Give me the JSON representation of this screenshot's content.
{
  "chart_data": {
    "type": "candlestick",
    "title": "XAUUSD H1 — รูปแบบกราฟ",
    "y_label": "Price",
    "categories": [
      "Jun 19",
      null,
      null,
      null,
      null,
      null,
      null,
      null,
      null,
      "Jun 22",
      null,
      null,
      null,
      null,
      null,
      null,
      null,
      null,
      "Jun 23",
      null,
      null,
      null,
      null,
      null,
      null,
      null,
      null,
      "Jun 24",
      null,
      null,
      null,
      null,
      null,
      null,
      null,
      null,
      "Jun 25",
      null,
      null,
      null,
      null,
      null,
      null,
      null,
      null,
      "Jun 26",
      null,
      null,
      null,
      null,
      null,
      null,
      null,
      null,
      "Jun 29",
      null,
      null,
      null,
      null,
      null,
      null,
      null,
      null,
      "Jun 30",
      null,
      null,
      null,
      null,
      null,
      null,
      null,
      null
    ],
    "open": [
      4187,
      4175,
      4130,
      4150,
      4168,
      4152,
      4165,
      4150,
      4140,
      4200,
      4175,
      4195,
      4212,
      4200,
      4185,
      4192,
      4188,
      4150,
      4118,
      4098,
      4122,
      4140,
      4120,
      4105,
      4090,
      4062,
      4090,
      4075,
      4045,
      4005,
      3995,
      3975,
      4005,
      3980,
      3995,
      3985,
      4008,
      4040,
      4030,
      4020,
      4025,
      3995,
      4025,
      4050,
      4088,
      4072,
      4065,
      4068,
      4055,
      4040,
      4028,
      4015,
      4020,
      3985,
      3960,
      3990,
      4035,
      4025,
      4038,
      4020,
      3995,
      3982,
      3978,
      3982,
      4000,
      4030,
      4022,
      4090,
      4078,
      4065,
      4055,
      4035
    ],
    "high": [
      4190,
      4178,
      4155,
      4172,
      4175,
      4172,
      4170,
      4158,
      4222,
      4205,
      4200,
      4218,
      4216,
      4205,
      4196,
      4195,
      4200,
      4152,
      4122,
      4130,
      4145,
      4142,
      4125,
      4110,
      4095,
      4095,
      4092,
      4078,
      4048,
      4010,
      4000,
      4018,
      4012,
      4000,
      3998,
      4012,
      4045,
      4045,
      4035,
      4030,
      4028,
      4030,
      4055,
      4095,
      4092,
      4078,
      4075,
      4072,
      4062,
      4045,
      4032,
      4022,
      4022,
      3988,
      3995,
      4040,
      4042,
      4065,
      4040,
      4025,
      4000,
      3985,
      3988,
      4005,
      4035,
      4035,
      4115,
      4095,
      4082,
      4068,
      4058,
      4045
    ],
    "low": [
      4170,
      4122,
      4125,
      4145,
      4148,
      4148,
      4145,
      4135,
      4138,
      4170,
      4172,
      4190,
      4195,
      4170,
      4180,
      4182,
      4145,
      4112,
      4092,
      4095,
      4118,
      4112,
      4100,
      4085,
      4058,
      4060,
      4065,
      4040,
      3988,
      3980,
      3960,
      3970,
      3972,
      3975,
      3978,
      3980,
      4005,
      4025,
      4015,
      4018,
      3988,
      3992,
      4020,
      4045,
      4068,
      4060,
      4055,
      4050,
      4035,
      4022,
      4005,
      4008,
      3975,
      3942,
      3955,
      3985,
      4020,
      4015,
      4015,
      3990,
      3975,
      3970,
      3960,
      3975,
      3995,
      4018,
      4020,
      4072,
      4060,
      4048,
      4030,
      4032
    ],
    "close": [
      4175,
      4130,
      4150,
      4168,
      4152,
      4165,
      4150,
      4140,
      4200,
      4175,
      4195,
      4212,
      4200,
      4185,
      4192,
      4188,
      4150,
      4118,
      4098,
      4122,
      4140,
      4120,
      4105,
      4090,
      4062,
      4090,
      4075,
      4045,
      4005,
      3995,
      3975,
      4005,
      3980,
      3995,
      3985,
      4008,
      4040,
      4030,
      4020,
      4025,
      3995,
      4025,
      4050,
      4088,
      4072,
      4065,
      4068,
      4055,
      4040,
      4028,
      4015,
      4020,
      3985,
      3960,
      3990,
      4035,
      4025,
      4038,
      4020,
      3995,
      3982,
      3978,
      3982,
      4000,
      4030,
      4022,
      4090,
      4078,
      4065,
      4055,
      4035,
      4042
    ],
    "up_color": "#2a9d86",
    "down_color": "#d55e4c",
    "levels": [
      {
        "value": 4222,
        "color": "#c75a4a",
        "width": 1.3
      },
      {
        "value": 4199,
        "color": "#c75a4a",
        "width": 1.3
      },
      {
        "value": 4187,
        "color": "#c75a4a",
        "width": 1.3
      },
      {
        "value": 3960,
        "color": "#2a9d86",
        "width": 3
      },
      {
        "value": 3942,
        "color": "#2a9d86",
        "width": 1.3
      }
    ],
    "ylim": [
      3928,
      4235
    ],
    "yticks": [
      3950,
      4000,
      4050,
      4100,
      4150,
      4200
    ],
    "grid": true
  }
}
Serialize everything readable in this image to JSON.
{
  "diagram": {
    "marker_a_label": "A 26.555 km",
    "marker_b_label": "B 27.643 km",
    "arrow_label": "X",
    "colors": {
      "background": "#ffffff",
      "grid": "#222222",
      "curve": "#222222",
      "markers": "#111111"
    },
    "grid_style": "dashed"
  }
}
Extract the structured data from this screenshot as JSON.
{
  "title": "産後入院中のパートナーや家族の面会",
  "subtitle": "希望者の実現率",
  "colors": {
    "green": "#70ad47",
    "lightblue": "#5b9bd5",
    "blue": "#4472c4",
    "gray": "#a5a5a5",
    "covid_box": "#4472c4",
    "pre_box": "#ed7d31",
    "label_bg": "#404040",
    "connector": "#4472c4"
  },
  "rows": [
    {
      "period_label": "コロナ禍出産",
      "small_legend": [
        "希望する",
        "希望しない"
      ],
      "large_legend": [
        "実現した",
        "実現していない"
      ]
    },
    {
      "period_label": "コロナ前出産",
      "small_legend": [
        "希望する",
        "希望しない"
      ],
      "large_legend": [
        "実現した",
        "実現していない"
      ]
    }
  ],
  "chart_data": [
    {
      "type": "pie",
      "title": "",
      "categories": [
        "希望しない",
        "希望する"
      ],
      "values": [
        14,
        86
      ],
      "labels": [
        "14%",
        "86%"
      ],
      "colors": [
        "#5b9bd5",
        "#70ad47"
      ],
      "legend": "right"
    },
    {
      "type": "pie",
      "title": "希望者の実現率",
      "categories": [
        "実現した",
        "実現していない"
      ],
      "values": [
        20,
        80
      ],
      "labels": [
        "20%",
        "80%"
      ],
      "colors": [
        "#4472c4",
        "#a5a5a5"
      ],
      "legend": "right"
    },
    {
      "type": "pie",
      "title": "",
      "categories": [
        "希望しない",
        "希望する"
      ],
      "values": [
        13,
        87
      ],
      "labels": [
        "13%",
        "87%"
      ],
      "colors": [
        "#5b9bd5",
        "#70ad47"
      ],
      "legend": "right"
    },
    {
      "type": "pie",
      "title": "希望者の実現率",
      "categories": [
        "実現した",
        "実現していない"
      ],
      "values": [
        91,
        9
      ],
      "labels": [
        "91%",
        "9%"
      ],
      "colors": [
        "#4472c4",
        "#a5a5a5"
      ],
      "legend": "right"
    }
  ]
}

» **Problem to solve**:
Tally the lines of the listing in which the word "this" occurs, and state the total alone.

» **Task response**:
3